_Aim of the exercise:_ Lift out each line of the data that holds "Park".

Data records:

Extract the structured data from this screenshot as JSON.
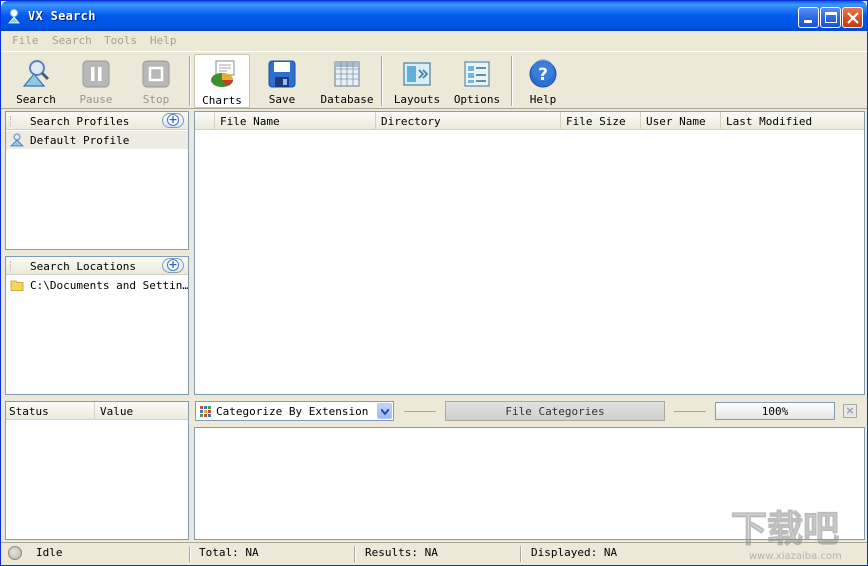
{
  "window": {
    "title": "VX Search"
  },
  "menu": [
    "File",
    "Search",
    "Tools",
    "Help"
  ],
  "toolbar": {
    "search": "Search",
    "pause": "Pause",
    "stop": "Stop",
    "charts": "Charts",
    "save": "Save",
    "database": "Database",
    "layouts": "Layouts",
    "options": "Options",
    "help": "Help"
  },
  "profiles_panel": {
    "title": "Search Profiles",
    "items": [
      "Default Profile"
    ]
  },
  "locations_panel": {
    "title": "Search Locations",
    "items": [
      "C:\\Documents and Settin…"
    ]
  },
  "status_panel": {
    "columns": [
      "Status",
      "Value"
    ]
  },
  "results_table": {
    "columns": [
      "File Name",
      "Directory",
      "File Size",
      "User Name",
      "Last Modified"
    ]
  },
  "categorize": {
    "selected": "Categorize By Extension",
    "file_categories_label": "File Categories",
    "zoom": "100%"
  },
  "statusbar": {
    "state": "Idle",
    "total": "Total: NA",
    "results": "Results: NA",
    "displayed": "Displayed: NA"
  },
  "colors": {
    "titlebar": "#0054E3",
    "window_bg": "#ECE9D8",
    "border": "#7F9DB9"
  },
  "watermark": {
    "brand": "下载吧",
    "url": "www.xiazaiba.com"
  }
}
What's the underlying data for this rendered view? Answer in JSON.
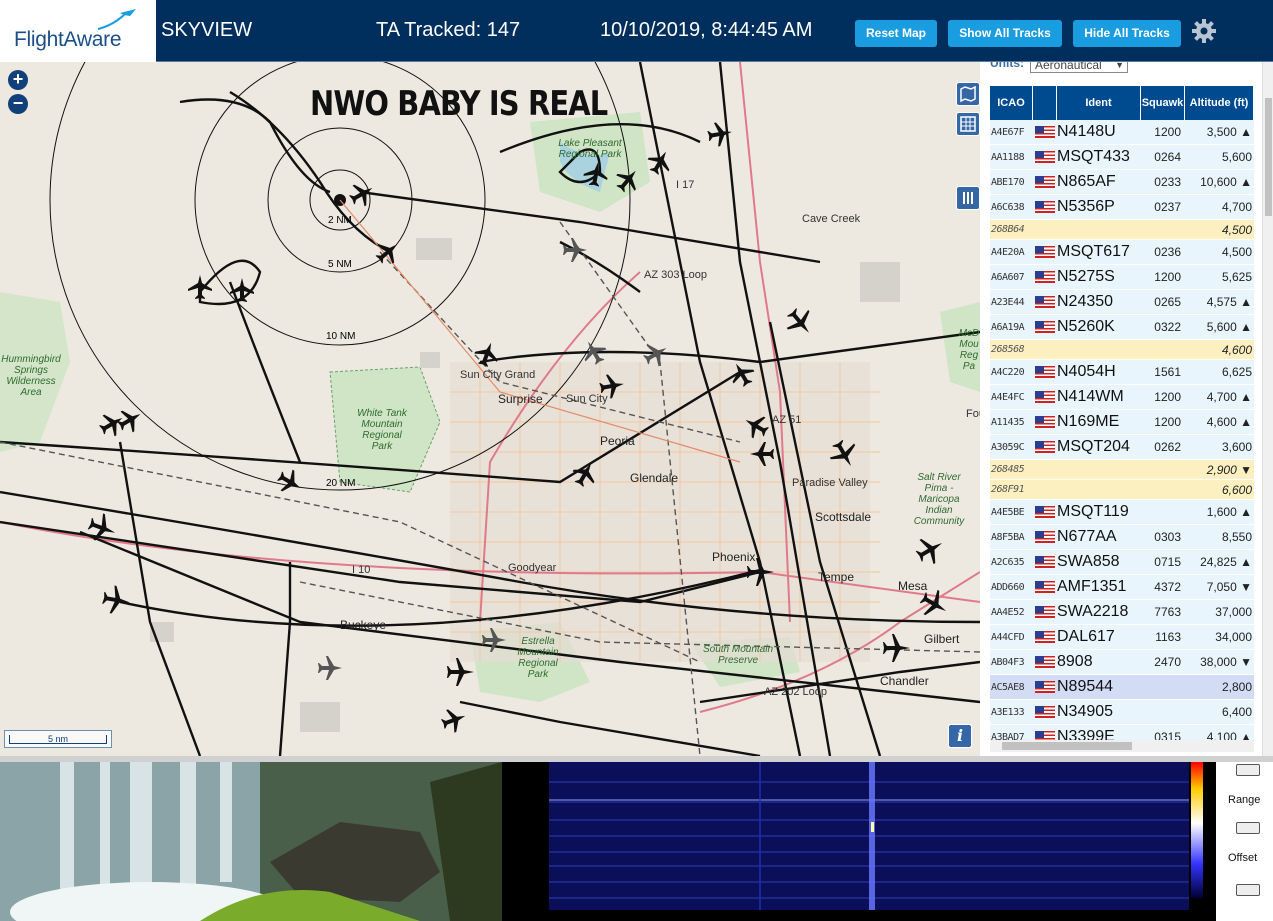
{
  "header": {
    "logo_text": "FlightAware",
    "title": "SKYVIEW",
    "tracked": "TA Tracked: 147",
    "datetime": "10/10/2019, 8:44:45 AM",
    "reset_map": "Reset Map",
    "show_all_tracks": "Show All Tracks",
    "hide_all_tracks": "Hide All Tracks",
    "settings_icon": "gear-icon"
  },
  "map": {
    "overlay_text": "NWO BABY IS REAL",
    "zoom_in": "+",
    "zoom_out": "−",
    "scale_label": "5 nm",
    "info": "i",
    "ring_labels": [
      "2 NM",
      "5 NM",
      "10 NM",
      "20 NM"
    ],
    "places": [
      "Lake Pleasant Regional Park",
      "Cave Creek",
      "AZ 303 Loop",
      "I 17",
      "Hummingbird Springs Wilderness Area",
      "White Tank Mountain Regional Park",
      "Sun City Grand",
      "Surprise",
      "Sun City",
      "Peoria",
      "Glendale",
      "Paradise Valley",
      "Scottsdale",
      "Salt River Pima - Maricopa Indian Community",
      "Goodyear",
      "I 10",
      "Phoenix",
      "Tempe",
      "Mesa",
      "Buckeye",
      "Estrella Mountain Regional Park",
      "South Mountain Preserve",
      "Gilbert",
      "Chandler",
      "AZ 202 Loop",
      "AZ 51",
      "McD Mou Reg Pa",
      "Fou"
    ]
  },
  "sidebar": {
    "units_label": "Units:",
    "units_value": "Aeronautical",
    "columns": [
      "ICAO",
      "",
      "Ident",
      "Squawk",
      "Altitude (ft)"
    ],
    "rows": [
      {
        "icao": "A4E67F",
        "flag": true,
        "ident": "N4148U",
        "squawk": "1200",
        "alt": "3,500 ▲",
        "style": "norm"
      },
      {
        "icao": "AA1188",
        "flag": true,
        "ident": "MSQT433",
        "squawk": "0264",
        "alt": "5,600",
        "style": "norm"
      },
      {
        "icao": "ABE170",
        "flag": true,
        "ident": "N865AF",
        "squawk": "0233",
        "alt": "10,600 ▲",
        "style": "norm"
      },
      {
        "icao": "A6C638",
        "flag": true,
        "ident": "N5356P",
        "squawk": "0237",
        "alt": "4,700",
        "style": "norm"
      },
      {
        "icao": "268B64",
        "flag": false,
        "ident": "",
        "squawk": "",
        "alt": "4,500",
        "style": "yel"
      },
      {
        "icao": "A4E20A",
        "flag": true,
        "ident": "MSQT617",
        "squawk": "0236",
        "alt": "4,500",
        "style": "norm"
      },
      {
        "icao": "A6A607",
        "flag": true,
        "ident": "N5275S",
        "squawk": "1200",
        "alt": "5,625",
        "style": "norm"
      },
      {
        "icao": "A23E44",
        "flag": true,
        "ident": "N24350",
        "squawk": "0265",
        "alt": "4,575 ▲",
        "style": "norm"
      },
      {
        "icao": "A6A19A",
        "flag": true,
        "ident": "N5260K",
        "squawk": "0322",
        "alt": "5,600 ▲",
        "style": "norm"
      },
      {
        "icao": "268568",
        "flag": false,
        "ident": "",
        "squawk": "",
        "alt": "4,600",
        "style": "yel"
      },
      {
        "icao": "A4C220",
        "flag": true,
        "ident": "N4054H",
        "squawk": "1561",
        "alt": "6,625",
        "style": "norm"
      },
      {
        "icao": "A4E4FC",
        "flag": true,
        "ident": "N414WM",
        "squawk": "1200",
        "alt": "4,700 ▲",
        "style": "norm"
      },
      {
        "icao": "A11435",
        "flag": true,
        "ident": "N169ME",
        "squawk": "1200",
        "alt": "4,600 ▲",
        "style": "norm"
      },
      {
        "icao": "A3059C",
        "flag": true,
        "ident": "MSQT204",
        "squawk": "0262",
        "alt": "3,600",
        "style": "norm"
      },
      {
        "icao": "268485",
        "flag": false,
        "ident": "",
        "squawk": "",
        "alt": "2,900 ▼",
        "style": "yel"
      },
      {
        "icao": "268F91",
        "flag": false,
        "ident": "",
        "squawk": "",
        "alt": "6,600",
        "style": "yel"
      },
      {
        "icao": "A4E5BE",
        "flag": true,
        "ident": "MSQT119",
        "squawk": "",
        "alt": "1,600 ▲",
        "style": "norm"
      },
      {
        "icao": "A8F5BA",
        "flag": true,
        "ident": "N677AA",
        "squawk": "0303",
        "alt": "8,550",
        "style": "norm"
      },
      {
        "icao": "A2C635",
        "flag": true,
        "ident": "SWA858",
        "squawk": "0715",
        "alt": "24,825 ▲",
        "style": "norm"
      },
      {
        "icao": "ADD660",
        "flag": true,
        "ident": "AMF1351",
        "squawk": "4372",
        "alt": "7,050 ▼",
        "style": "norm"
      },
      {
        "icao": "AA4E52",
        "flag": true,
        "ident": "SWA2218",
        "squawk": "7763",
        "alt": "37,000",
        "style": "norm"
      },
      {
        "icao": "A44CFD",
        "flag": true,
        "ident": "DAL617",
        "squawk": "1163",
        "alt": "34,000",
        "style": "norm"
      },
      {
        "icao": "AB04F3",
        "flag": true,
        "ident": "8908",
        "squawk": "2470",
        "alt": "38,000 ▼",
        "style": "norm"
      },
      {
        "icao": "AC5AE8",
        "flag": true,
        "ident": "N89544",
        "squawk": "",
        "alt": "2,800",
        "style": "sel"
      },
      {
        "icao": "A3E133",
        "flag": true,
        "ident": "N34905",
        "squawk": "",
        "alt": "6,400",
        "style": "norm"
      },
      {
        "icao": "A3BAD7",
        "flag": true,
        "ident": "N3399E",
        "squawk": "0315",
        "alt": "4,100 ▲",
        "style": "norm"
      }
    ]
  },
  "spectrum": {
    "range_label": "Range",
    "offset_label": "Offset"
  },
  "colors": {
    "header_bg": "#002f5d",
    "button": "#1a9ce0",
    "table_header": "#004a8f",
    "row_normal": "#e9f5fc",
    "row_unknown": "#fcf0c0",
    "row_selected": "#d2dcf4"
  }
}
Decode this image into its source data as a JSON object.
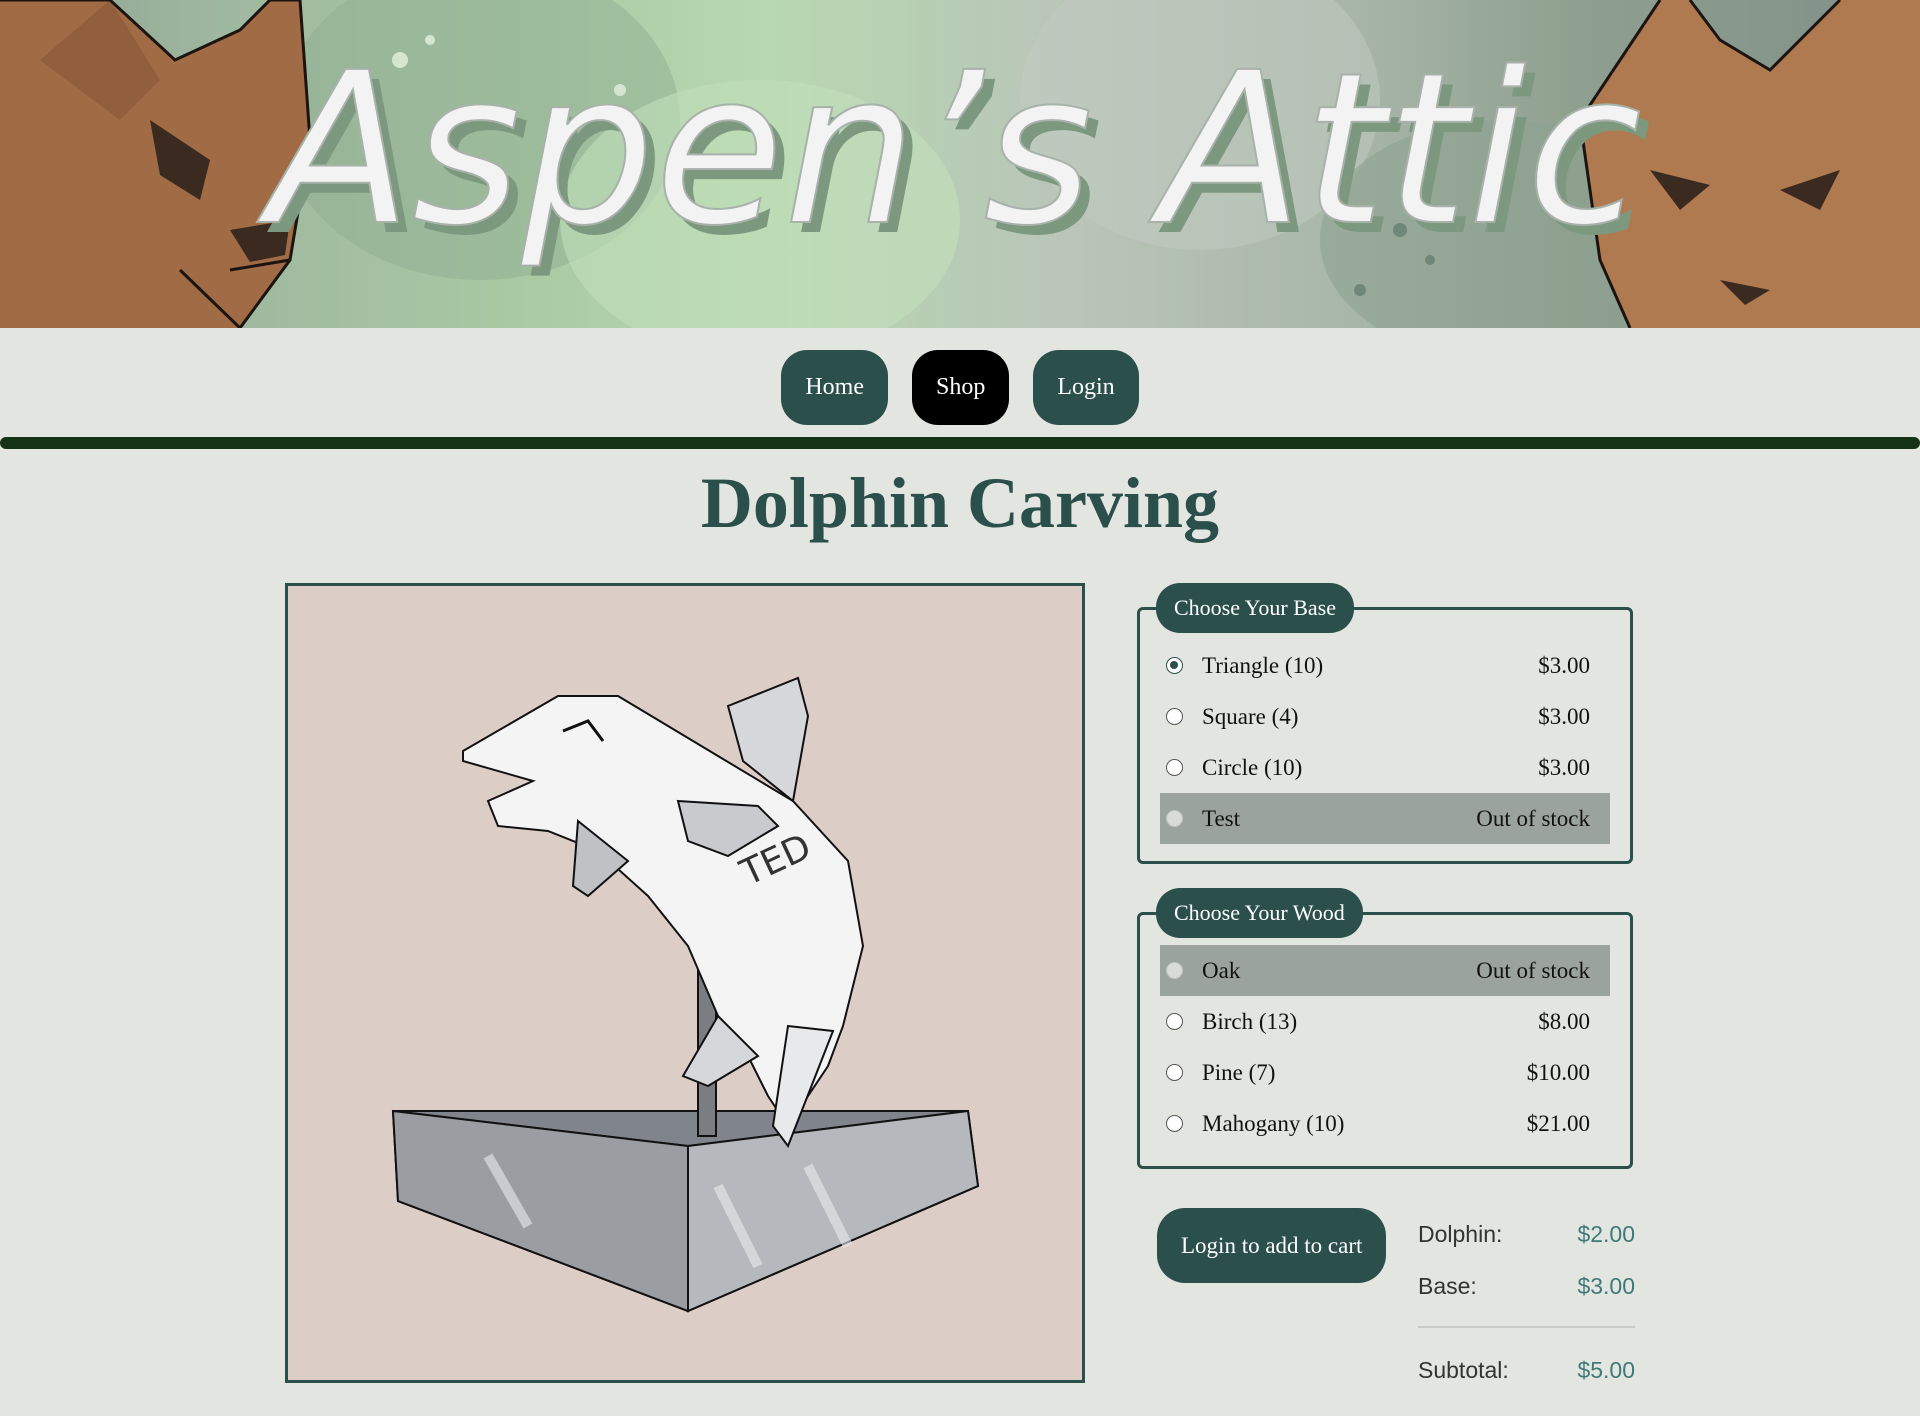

_Output below:_
      "Lake Pleasant Regional Park",
      "White Tank Mountain Regional Park",
      "Estrella Mountain Regional Park",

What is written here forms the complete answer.